◆ Exercise description ◆
Write out each record below exactly as it appears, with no pictures.

********

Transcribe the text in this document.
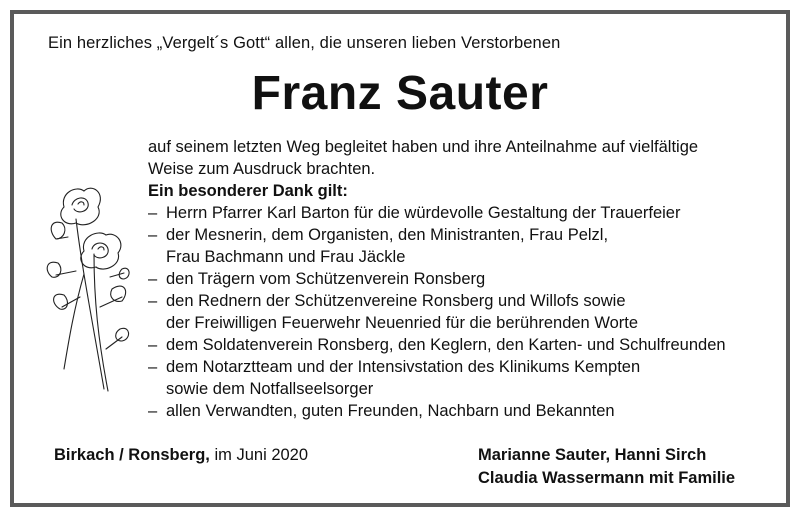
Ein herzliches „Vergelt´s Gott“ allen, die unseren lieben Verstorbenen
Franz Sauter

auf seinem letzten Weg begleitet haben und ihre Anteilnahme auf vielfältige
Weise zum Ausdruck brachten.

Ein besonderer Dank gilt:

– Herrn Pfarrer Karl Barton für die würdevolle Gestaltung der Trauerfeier
– der Mesnerin, dem Organisten, den Ministranten, Frau Pelzl,
Frau Bachmann und Frau Jäckle
– den Trägern vom Schützenverein Ronsberg
– den Rednern der Schützenvereine Ronsberg und Willofs sowie
der Freiwilligen Feuerwehr Neuenried für die berührenden Worte
– dem Soldatenverein Ronsberg, den Keglern, den Karten- und Schulfreunden
– dem Notarztteam und der Intensivstation des Klinikums Kempten
sowie dem Notfallseelsorger
– allen Verwandten, guten Freunden, Nachbarn und Bekannten
Birkach / Ronsberg, im Juni 2020	Marianne Sauter, Hanni Sirch
Claudia Wassermann mit Familie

********

◆ Answer to the task ◆
Transcribe the text in this document.
Ein herzliches „Vergelt´s Gott“ allen, die unseren lieben Verstorbenen
Franz Sauter

auf seinem letzten Weg begleitet haben und ihre Anteilnahme auf vielfältige
Weise zum Ausdruck brachten.

Ein besonderer Dank gilt:

– Herrn Pfarrer Karl Barton für die würdevolle Gestaltung der Trauerfeier
– der Mesnerin, dem Organisten, den Ministranten, Frau Pelzl,
Frau Bachmann und Frau Jäckle
– den Trägern vom Schützenverein Ronsberg
– den Rednern der Schützenvereine Ronsberg und Willofs sowie
der Freiwilligen Feuerwehr Neuenried für die berührenden Worte
– dem Soldatenverein Ronsberg, den Keglern, den Karten- und Schulfreunden
– dem Notarztteam und der Intensivstation des Klinikums Kempten
sowie dem Notfallseelsorger
– allen Verwandten, guten Freunden, Nachbarn und Bekannten
Birkach / Ronsberg, im Juni 2020	Marianne Sauter, Hanni Sirch
Claudia Wassermann mit Familie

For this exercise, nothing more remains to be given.